Carine, atual diretora do Fórum Municipal da
cidade, é dessas mulheres que não passam despercebida em nenhum lugar. Descendente
de alemães, a gaúcha nascida na cidade de Lajeado, também não passou
despercebida ao enfrentar o tradicionalismo gaúcho. Não tanto, por sua beleza,
mas por sua vontade de fazer justiça, ao reconhecer que todos tem direito à felicidade,
ao realizar uma cerimônia de casamento coletivo com a presença de um casal homosexual.
Deixando claro com essa atitude que a atuação de uma magistrada não deve se
restringir às quatro paredes do gabinete do Fórum.
O pano de fundo para essa história é o
casamento homossexual, mas as linhas e agulhas que costuram esse tecido, é bem
mais profundo e abrangente: Trata-se da aceitação das diferenças. É fácil
sentar-se em frente a computadores, tablets e notebooks de última geração e
manusear intrincados programas. Dificil é sentar-se em frente ao outro, tão ser
humano quanto nós, e aceitá-lo na diferença.
No sábado, durante a cerimônia do casamento
coletivo, no Fórum de Santana do Livramento, no Rio Grande do Sul, a bela jovem
juíza, Carine Labres, 34 anos — trajando vestes típicas gaúchas: Um vestido de
prenda verde com detalhes brancos — proferiu um discurso que toca nas feridas
do preconceito em suas mais diversas facetas e nos leva a reflexão sobre a
construção de uma sociedade livre do preconceito.

Exercícios:
1. Reproduza o trecho do texto sobre a juíza Carine Labres que vai de "O pano de fundo" até "aceitá-lo na diferença.", com ambos os extremos incluídos.
2. Dê prosseguimento ao texto sobre a juíza Carine Labres, escrevendo a partir da última frase apresentada.
A listagem abaixo é material à parte, sem relação com o texto sobre a juíza Carine Labres.

Dados disponíveis:
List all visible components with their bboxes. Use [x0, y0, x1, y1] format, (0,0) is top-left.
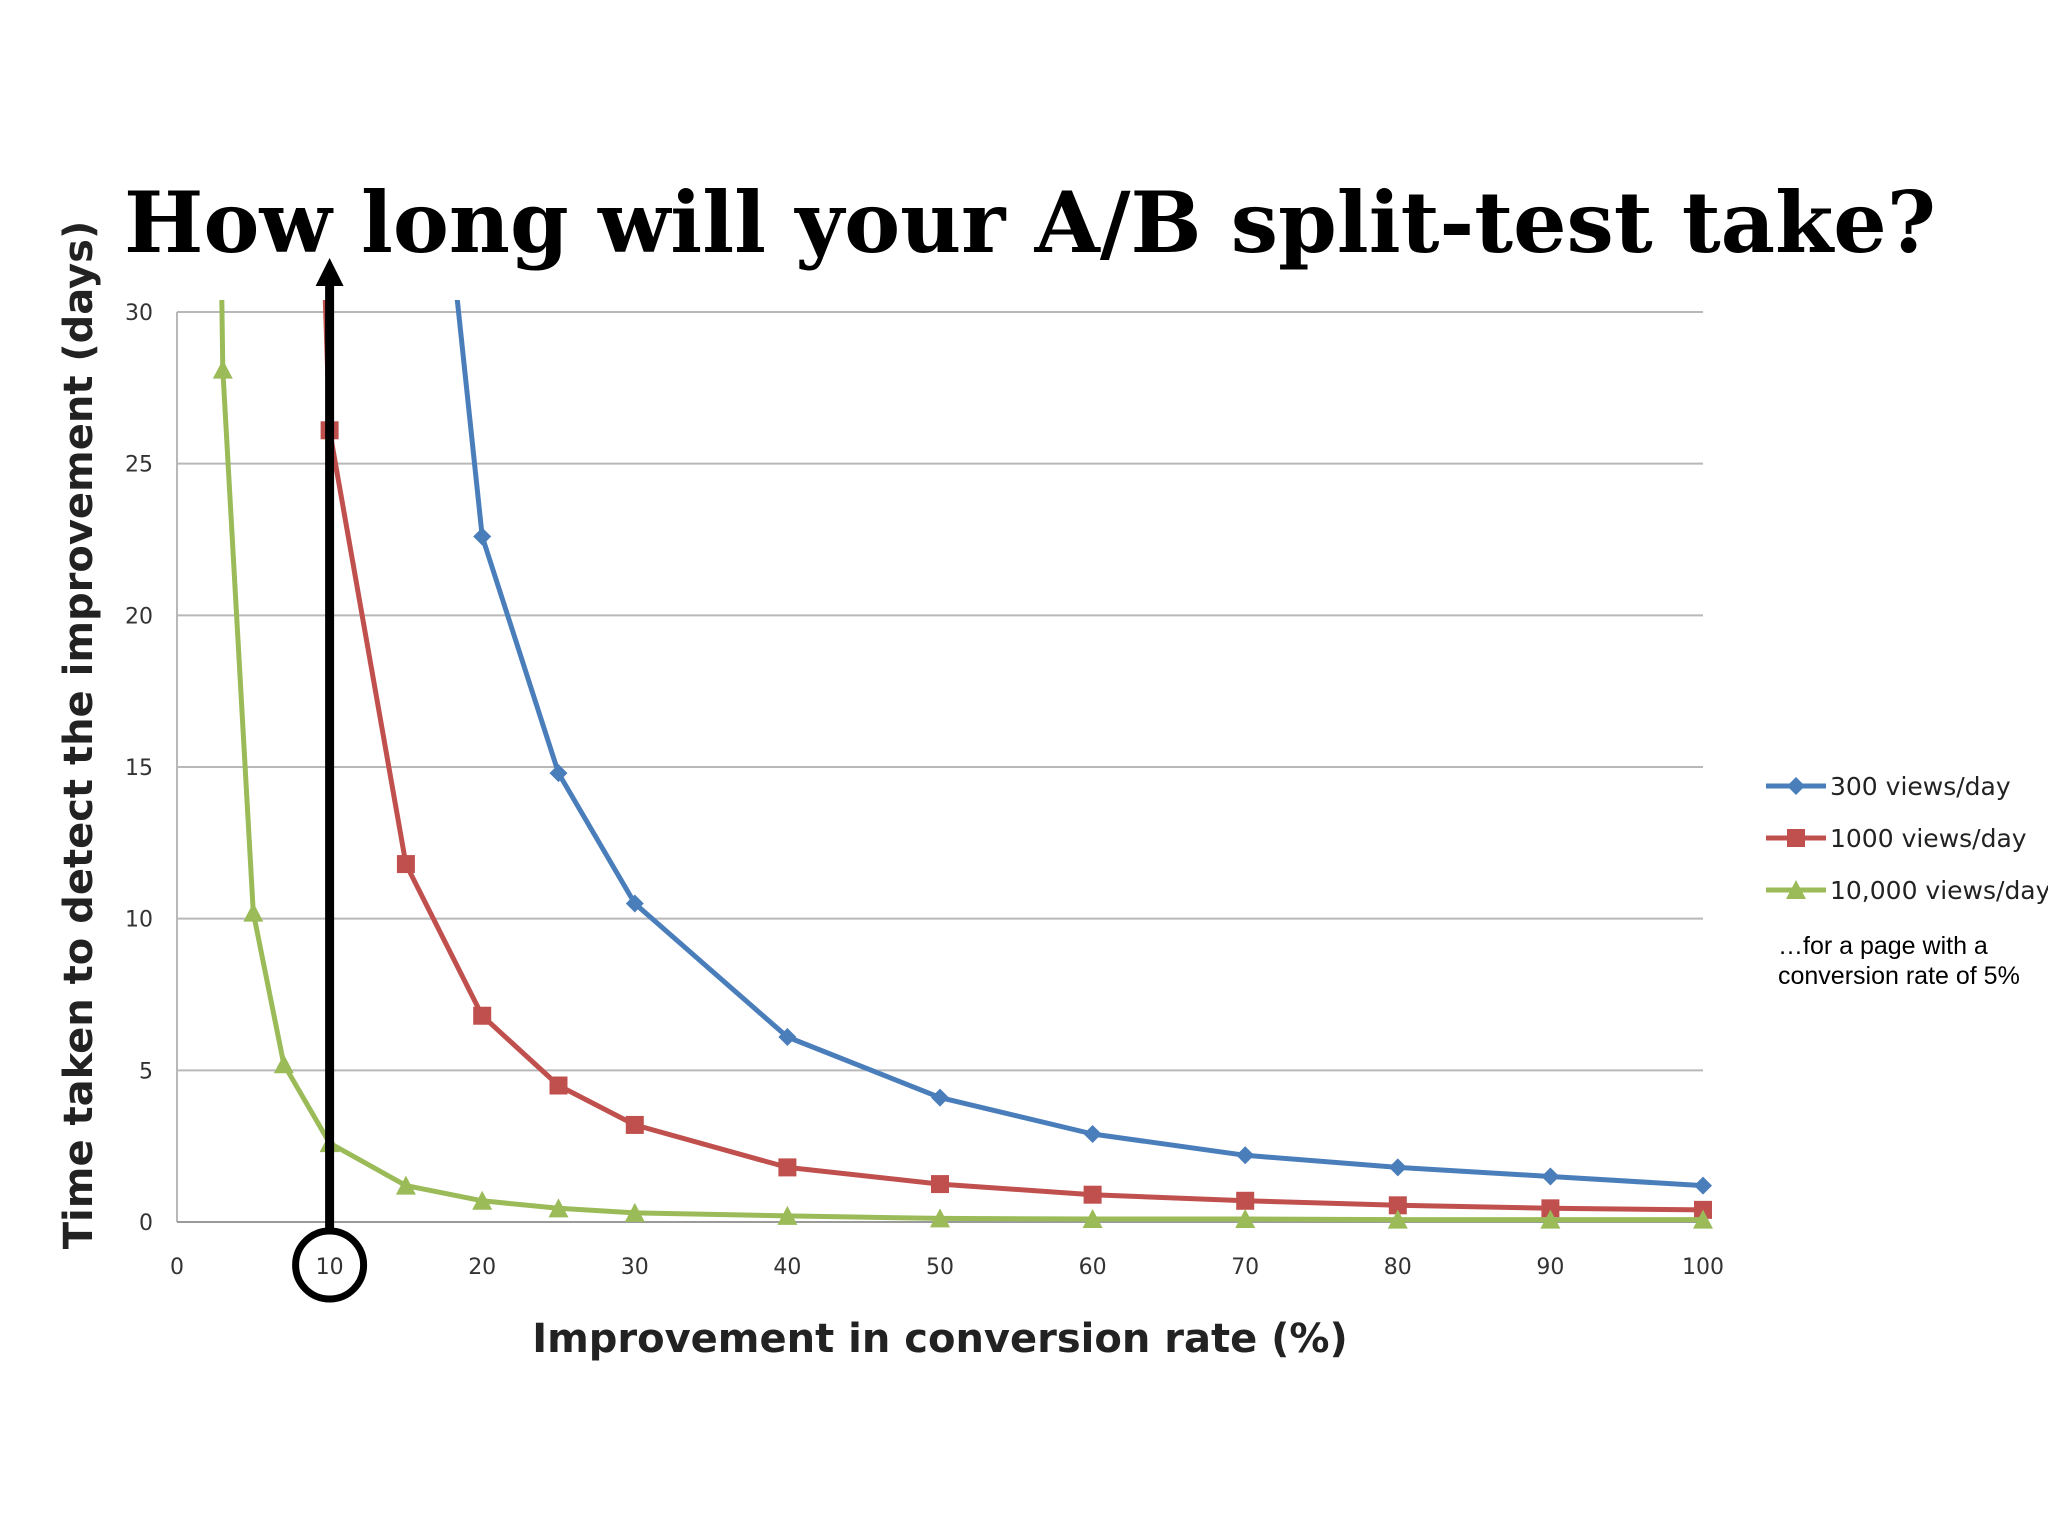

Respostas dos exercícios:
1.
O pano de fundo para essa história é o
casamento homossexual, mas as linhas e agulhas que costuram esse tecido, é bem
mais profundo e abrangente: Trata-se da aceitação das diferenças. É fácil
sentar-se em frente a computadores, tablets e notebooks de última geração e
manusear intrincados programas. Dificil é sentar-se em frente ao outro, tão ser
humano quanto nós, e aceitá-lo na diferença.

2.
Dirigindo-se aos casais em festa, às
autoridades e convidados e, por extensão, a todo o país, através dos
jornalistas que se fizeram presentes ao evento, a Magistrada, Carine Labres,
disse:
“Santana
do Livramento sempre foi e será uma cidade cosmopolita por sua natureza
binacional. Ser vanguarda faz parte de sua história, mesmo que cada época tenha
sido marcada por preconceitos.
Não é
novidade para ninguém que, numa época nem tão longínqua, negros não entravam em
clubes sociais mais prestigiados e, se isso acontecesse, era porque se tratava
de algum oficial do Exército ou advogado. Em bailes de Campanha, negros nem
pensar!
Nos dias
atuais, isso soa como absurdo e disso ninguém discorda. Mas não se discorda
porquê? Porque todos conseguem entender que tratar de forma diferente seres
humanos apenas por causa da cor da pele é discriminação, é forma de preconceito
e absolutamente ninguém quer levar a pecha de “preconceituoso”.
Pois
bem, essa diferença no tratamento do ser humano, seja pela cor da pele, pela
raça, etnia ou por sua orientação sexual é também espécie de preconceito, uma
discriminação por gênero. Mas porquê razão aqueles que se insurgiram contra a
presente cerimônia não são capazes de enxergar isso?!
Que
tipo de medo foi acionado tão só pelo fato desta cerimônia de casamento estar
sendo realizada em um CTG? Por que essa cerimônia tem causado tanto mal estar
entre muitos setores tradicionalistas? Se tivessem apenas casais
heterossexuais, tenho certeza de que os aplausos ao evento seriam unanimidade;
mas diante da feliz presença de um casal homoafetivo, que, ao invés despertar o
orgulho, acabou despertando o ódio, a ira, o humor homofóbico, muitos aplausos
restaram silenciados.
Mais do
que um discurso, quero convidar todos vocês a uma reflexão sobre as situações
absurdas que vivenciamos nesta Comarca, bem como na consequência de nossas
ações, desde o momento em que decidimos realizar o casamento coletivo no CTG
Sentinelas do Planalto, como forma de homenagear a semana Farroupilha.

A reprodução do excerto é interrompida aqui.